◆ **Problem requirements**: All of the lines below are to be transcribed faithfully, with pictures excluded from the copy.

◆ **Input rows**:
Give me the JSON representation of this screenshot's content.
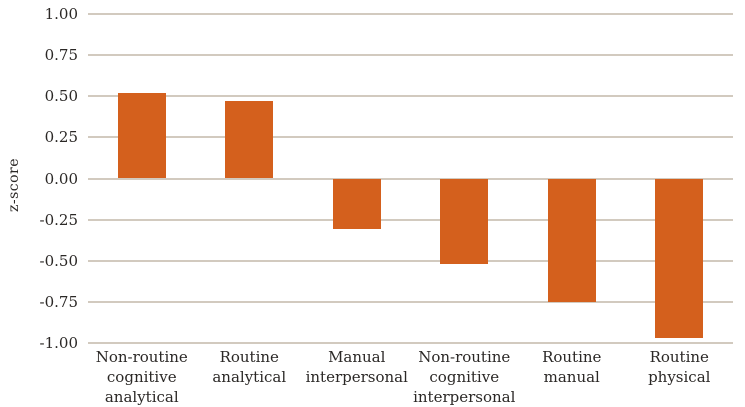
{
  "chart_data": {
    "type": "bar",
    "title": "",
    "xlabel": "",
    "ylabel": "z-score",
    "categories": [
      "Non-routine cognitive analytical",
      "Routine analytical",
      "Manual interpersonal",
      "Non-routine cognitive interpersonal",
      "Routine manual",
      "Routine physical"
    ],
    "values": [
      0.52,
      0.47,
      -0.31,
      -0.52,
      -0.75,
      -0.97
    ],
    "ylim": [
      -1.0,
      1.0
    ],
    "ytick_values": [
      1.0,
      0.75,
      0.5,
      0.25,
      0.0,
      -0.25,
      -0.5,
      -0.75,
      -1.0
    ],
    "ytick_labels": [
      "1.00",
      "0.75",
      "0.50",
      "0.25",
      "0.00",
      "-0.25",
      "-0.50",
      "-0.75",
      "-1.00"
    ],
    "grid": true,
    "legend": "none",
    "bar_color": "#d4601d",
    "gridline_color": "#d2cabf",
    "text_color": "#2b2826"
  }
}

◆ **Solution to this task**:
Give me the JSON representation of this screenshot's content.
{
  "chart_data": {
    "type": "bar",
    "title": "",
    "xlabel": "",
    "ylabel": "z-score",
    "categories": [
      "Non-routine cognitive analytical",
      "Routine analytical",
      "Manual interpersonal",
      "Non-routine cognitive interpersonal",
      "Routine manual",
      "Routine physical"
    ],
    "values": [
      0.52,
      0.47,
      -0.31,
      -0.52,
      -0.75,
      -0.97
    ],
    "ylim": [
      -1.0,
      1.0
    ],
    "ytick_values": [
      1.0,
      0.75,
      0.5,
      0.25,
      0.0,
      -0.25,
      -0.5,
      -0.75,
      -1.0
    ],
    "ytick_labels": [
      "1.00",
      "0.75",
      "0.50",
      "0.25",
      "0.00",
      "-0.25",
      "-0.50",
      "-0.75",
      "-1.00"
    ],
    "grid": true,
    "legend": "none",
    "bar_color": "#d4601d",
    "gridline_color": "#d2cabf",
    "text_color": "#2b2826"
  }
}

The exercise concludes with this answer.